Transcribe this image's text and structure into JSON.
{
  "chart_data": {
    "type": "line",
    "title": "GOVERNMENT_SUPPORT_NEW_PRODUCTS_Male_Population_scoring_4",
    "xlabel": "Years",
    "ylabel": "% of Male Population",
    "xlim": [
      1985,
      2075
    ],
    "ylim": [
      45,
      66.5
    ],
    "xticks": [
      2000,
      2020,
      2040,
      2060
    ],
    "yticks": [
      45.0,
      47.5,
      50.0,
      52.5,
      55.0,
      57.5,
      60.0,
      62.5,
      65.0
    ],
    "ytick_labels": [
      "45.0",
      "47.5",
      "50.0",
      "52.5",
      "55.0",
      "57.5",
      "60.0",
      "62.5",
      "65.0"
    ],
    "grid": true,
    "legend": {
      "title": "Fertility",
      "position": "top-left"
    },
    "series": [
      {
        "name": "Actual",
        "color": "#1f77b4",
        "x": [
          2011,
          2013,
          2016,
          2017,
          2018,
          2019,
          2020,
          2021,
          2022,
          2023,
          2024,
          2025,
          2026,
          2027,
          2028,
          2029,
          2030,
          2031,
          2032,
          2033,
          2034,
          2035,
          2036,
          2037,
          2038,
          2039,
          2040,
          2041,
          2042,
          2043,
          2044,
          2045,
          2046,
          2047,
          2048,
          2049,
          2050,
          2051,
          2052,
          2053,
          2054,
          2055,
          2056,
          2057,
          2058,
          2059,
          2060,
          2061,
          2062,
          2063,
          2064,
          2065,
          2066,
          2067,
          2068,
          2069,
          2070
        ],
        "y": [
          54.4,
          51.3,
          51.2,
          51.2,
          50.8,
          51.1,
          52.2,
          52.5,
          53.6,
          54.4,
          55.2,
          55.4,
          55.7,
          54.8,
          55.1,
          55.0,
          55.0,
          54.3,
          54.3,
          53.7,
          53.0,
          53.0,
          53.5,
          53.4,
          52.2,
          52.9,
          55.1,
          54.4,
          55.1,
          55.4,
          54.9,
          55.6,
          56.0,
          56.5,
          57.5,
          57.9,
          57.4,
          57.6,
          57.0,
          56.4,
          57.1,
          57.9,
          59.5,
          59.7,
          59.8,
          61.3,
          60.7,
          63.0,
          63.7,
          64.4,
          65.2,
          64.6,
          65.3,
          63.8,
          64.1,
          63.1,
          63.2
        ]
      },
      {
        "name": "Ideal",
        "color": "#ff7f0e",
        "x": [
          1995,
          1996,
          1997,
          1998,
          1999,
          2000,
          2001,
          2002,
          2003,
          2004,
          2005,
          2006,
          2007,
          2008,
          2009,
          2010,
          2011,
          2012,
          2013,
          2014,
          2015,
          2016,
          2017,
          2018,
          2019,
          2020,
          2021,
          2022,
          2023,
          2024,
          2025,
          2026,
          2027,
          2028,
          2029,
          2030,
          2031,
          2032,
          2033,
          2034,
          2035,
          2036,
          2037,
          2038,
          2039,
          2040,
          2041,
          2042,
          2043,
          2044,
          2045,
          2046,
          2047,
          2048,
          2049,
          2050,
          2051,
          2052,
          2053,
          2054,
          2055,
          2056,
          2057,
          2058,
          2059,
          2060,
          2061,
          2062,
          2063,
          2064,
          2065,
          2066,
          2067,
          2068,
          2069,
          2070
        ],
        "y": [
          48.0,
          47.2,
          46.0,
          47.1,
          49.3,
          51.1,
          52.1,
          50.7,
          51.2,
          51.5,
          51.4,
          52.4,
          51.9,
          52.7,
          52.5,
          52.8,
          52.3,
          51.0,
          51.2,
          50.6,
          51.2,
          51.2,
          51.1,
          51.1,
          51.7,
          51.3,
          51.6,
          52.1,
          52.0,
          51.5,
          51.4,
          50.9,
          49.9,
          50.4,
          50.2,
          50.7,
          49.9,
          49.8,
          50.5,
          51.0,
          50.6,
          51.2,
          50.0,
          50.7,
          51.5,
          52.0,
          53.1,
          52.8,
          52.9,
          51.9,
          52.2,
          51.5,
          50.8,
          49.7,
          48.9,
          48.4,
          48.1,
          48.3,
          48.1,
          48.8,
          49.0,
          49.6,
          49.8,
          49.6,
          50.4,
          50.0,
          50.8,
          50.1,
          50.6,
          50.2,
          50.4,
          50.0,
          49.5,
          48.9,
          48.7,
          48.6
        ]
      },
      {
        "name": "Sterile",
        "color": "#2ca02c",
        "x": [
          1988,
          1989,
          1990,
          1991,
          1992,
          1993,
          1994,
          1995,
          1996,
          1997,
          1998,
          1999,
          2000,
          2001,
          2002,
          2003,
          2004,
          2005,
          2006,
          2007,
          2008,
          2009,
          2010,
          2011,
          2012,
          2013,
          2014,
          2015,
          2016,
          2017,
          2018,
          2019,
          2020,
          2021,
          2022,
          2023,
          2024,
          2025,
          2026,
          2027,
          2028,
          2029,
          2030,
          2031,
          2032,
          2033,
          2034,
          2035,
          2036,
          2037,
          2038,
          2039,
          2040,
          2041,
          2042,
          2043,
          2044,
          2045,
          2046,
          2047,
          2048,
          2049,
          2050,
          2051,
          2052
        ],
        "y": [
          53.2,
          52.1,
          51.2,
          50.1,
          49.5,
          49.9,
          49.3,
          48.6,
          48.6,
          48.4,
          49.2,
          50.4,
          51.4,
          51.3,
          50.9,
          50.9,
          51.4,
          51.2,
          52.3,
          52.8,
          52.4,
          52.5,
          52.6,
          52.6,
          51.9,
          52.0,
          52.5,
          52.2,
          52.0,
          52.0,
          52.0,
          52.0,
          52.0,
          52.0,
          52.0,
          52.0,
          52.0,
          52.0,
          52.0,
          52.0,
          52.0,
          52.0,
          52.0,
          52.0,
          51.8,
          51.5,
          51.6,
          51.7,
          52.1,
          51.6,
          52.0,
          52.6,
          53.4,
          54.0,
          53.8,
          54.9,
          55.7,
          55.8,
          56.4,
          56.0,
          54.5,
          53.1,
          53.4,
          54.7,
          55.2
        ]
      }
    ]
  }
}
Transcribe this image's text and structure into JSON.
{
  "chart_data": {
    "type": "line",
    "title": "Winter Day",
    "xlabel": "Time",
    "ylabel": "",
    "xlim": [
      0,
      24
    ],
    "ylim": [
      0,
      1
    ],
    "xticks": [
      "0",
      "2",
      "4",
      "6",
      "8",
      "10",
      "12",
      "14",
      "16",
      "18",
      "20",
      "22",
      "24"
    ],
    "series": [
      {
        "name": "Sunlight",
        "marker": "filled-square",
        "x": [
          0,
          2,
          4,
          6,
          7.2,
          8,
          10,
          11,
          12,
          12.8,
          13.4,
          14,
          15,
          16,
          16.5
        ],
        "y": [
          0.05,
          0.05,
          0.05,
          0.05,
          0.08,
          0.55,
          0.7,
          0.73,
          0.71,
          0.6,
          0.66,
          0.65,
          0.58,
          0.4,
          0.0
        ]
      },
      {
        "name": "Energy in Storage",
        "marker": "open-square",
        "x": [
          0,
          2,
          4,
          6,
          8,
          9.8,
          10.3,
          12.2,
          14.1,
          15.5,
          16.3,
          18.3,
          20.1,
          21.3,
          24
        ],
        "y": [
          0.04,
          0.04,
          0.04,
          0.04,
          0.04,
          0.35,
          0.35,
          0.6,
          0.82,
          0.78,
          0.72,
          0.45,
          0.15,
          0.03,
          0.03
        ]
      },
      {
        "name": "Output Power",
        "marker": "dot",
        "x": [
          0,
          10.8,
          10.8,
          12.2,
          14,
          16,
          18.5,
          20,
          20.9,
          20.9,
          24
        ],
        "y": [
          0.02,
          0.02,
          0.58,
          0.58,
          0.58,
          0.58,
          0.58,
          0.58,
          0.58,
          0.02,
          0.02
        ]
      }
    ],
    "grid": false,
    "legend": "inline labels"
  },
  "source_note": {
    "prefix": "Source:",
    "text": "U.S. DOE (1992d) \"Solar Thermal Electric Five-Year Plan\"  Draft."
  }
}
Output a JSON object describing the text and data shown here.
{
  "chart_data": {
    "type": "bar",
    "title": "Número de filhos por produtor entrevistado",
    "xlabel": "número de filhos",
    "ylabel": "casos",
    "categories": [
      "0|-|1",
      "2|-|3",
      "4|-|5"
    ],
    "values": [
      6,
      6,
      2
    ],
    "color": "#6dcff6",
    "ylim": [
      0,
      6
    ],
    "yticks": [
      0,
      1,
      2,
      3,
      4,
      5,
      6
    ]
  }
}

--- Instructions for the task ---
Report only how many lines in the listing contain the string "xlabel".

--- Answer to this task ---
3